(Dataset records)
================================

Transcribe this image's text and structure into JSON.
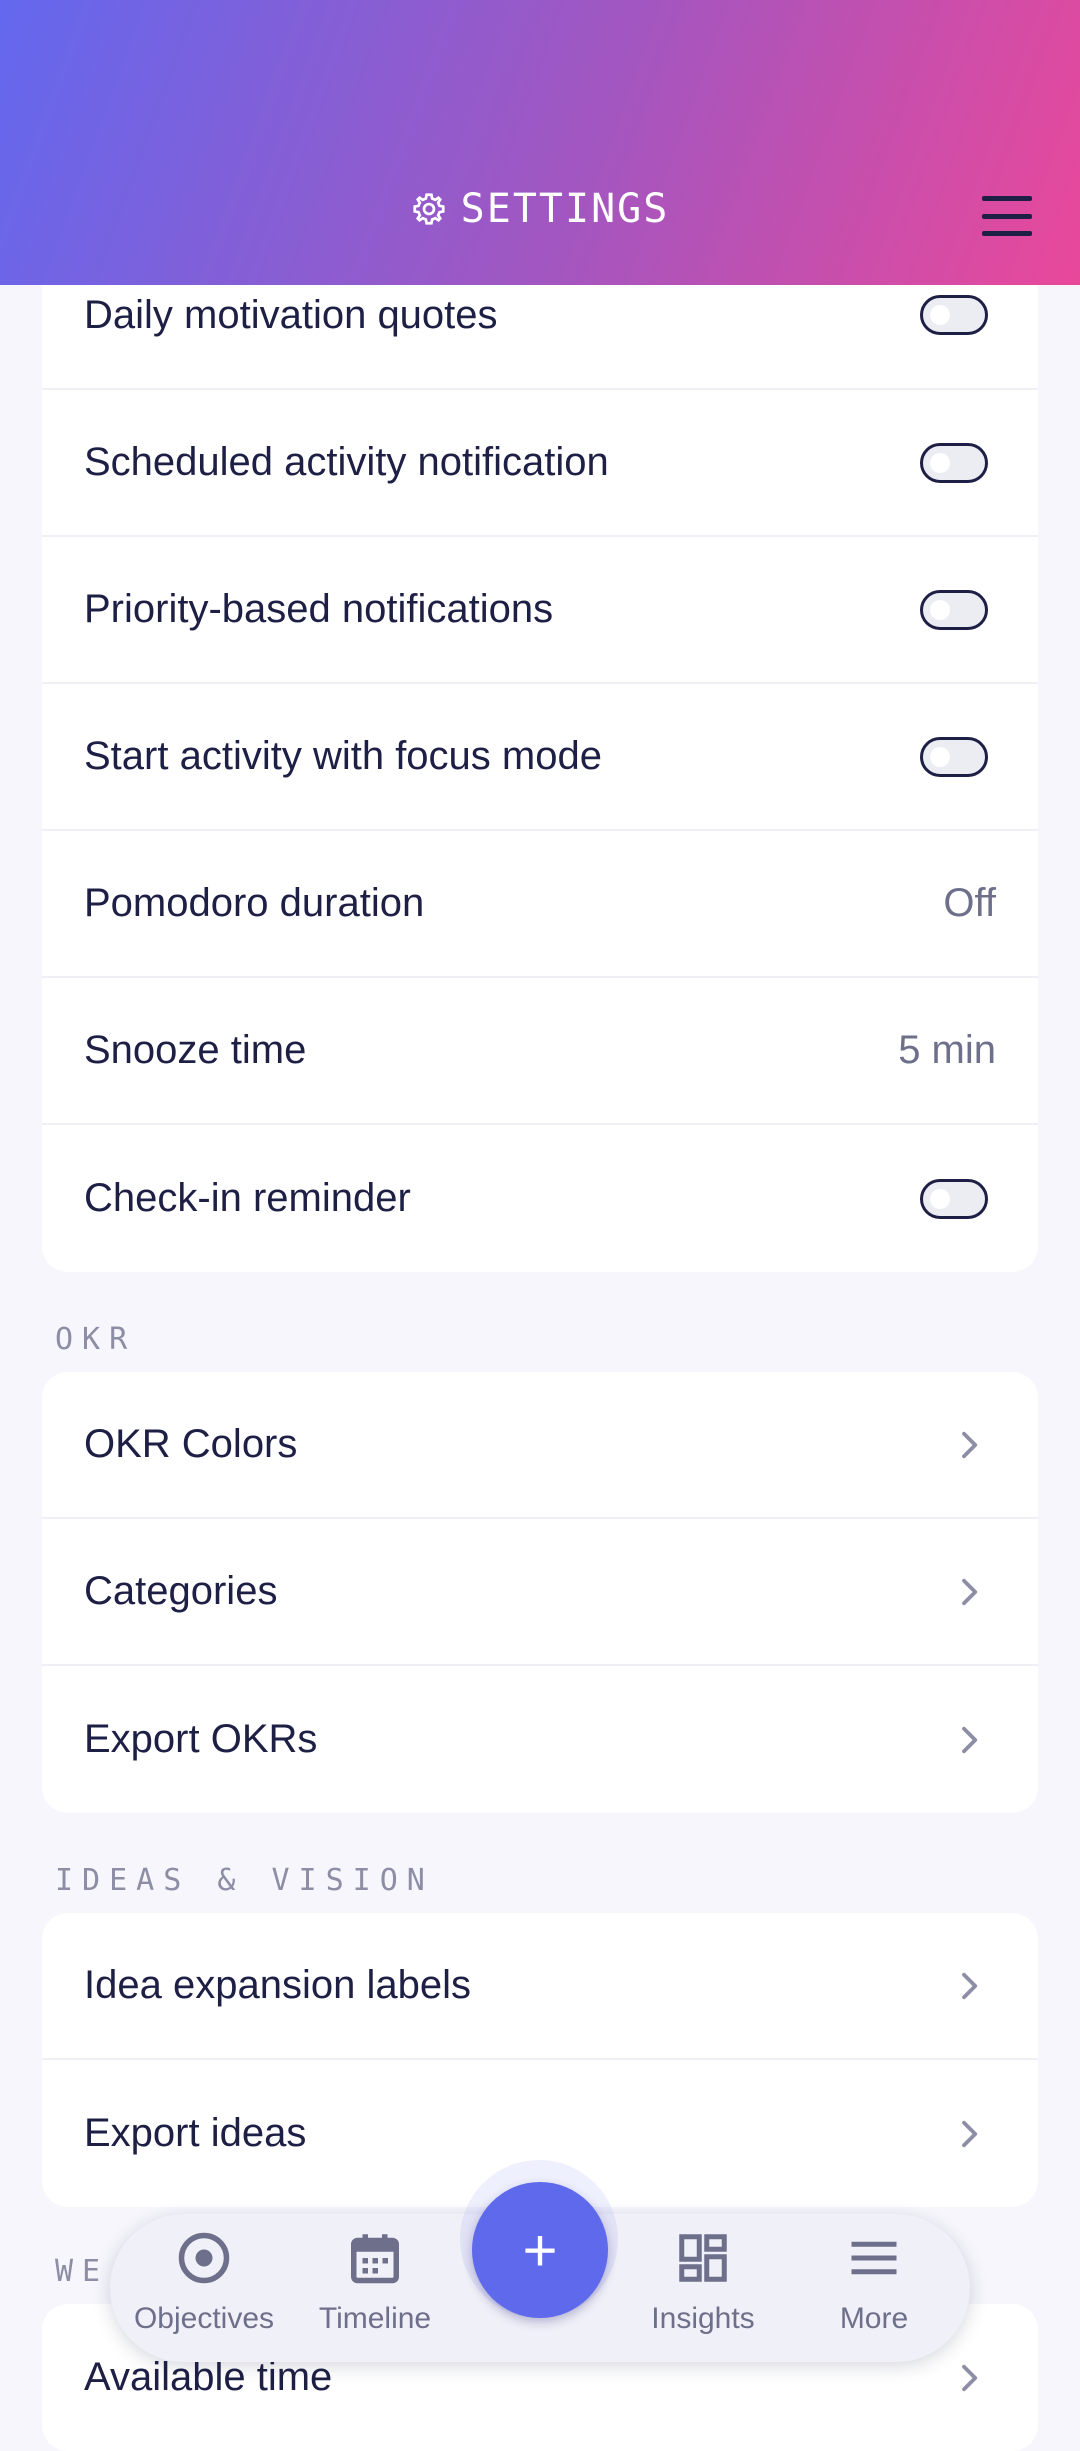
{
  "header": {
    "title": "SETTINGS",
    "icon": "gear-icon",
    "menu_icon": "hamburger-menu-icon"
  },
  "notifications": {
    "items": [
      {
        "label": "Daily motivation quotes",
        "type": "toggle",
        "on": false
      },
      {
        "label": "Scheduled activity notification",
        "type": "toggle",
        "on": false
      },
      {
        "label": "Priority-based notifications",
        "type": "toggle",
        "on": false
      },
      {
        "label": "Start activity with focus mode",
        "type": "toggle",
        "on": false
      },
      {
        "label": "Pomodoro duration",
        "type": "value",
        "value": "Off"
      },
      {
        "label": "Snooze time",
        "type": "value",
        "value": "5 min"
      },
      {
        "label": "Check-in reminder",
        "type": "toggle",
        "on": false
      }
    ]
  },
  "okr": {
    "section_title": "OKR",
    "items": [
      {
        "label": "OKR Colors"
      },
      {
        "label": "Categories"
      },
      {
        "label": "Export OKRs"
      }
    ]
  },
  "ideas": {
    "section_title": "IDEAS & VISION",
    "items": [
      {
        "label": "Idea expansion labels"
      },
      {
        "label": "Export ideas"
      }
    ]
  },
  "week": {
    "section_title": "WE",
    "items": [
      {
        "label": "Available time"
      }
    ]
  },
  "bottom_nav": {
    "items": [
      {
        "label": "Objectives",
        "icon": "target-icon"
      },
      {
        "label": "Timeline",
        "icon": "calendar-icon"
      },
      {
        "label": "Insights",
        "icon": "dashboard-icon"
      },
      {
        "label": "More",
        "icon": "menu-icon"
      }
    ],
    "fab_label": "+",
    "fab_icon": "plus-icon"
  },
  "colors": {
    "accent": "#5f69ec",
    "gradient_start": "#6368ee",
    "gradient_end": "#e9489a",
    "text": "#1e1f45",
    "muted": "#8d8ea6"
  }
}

================================

> [Work to do]: Retype the data above exactly; pictures are not part of the copy.

> [Solution to this problem]:
Transcribe this image's text and structure into JSON.
{
  "header": {
    "title": "SETTINGS",
    "icon": "gear-icon",
    "menu_icon": "hamburger-menu-icon"
  },
  "notifications": {
    "items": [
      {
        "label": "Daily motivation quotes",
        "type": "toggle",
        "on": false
      },
      {
        "label": "Scheduled activity notification",
        "type": "toggle",
        "on": false
      },
      {
        "label": "Priority-based notifications",
        "type": "toggle",
        "on": false
      },
      {
        "label": "Start activity with focus mode",
        "type": "toggle",
        "on": false
      },
      {
        "label": "Pomodoro duration",
        "type": "value",
        "value": "Off"
      },
      {
        "label": "Snooze time",
        "type": "value",
        "value": "5 min"
      },
      {
        "label": "Check-in reminder",
        "type": "toggle",
        "on": false
      }
    ]
  },
  "okr": {
    "section_title": "OKR",
    "items": [
      {
        "label": "OKR Colors"
      },
      {
        "label": "Categories"
      },
      {
        "label": "Export OKRs"
      }
    ]
  },
  "ideas": {
    "section_title": "IDEAS & VISION",
    "items": [
      {
        "label": "Idea expansion labels"
      },
      {
        "label": "Export ideas"
      }
    ]
  },
  "week": {
    "section_title": "WE",
    "items": [
      {
        "label": "Available time"
      }
    ]
  },
  "bottom_nav": {
    "items": [
      {
        "label": "Objectives",
        "icon": "target-icon"
      },
      {
        "label": "Timeline",
        "icon": "calendar-icon"
      },
      {
        "label": "Insights",
        "icon": "dashboard-icon"
      },
      {
        "label": "More",
        "icon": "menu-icon"
      }
    ],
    "fab_label": "+",
    "fab_icon": "plus-icon"
  },
  "colors": {
    "accent": "#5f69ec",
    "gradient_start": "#6368ee",
    "gradient_end": "#e9489a",
    "text": "#1e1f45",
    "muted": "#8d8ea6"
  }
}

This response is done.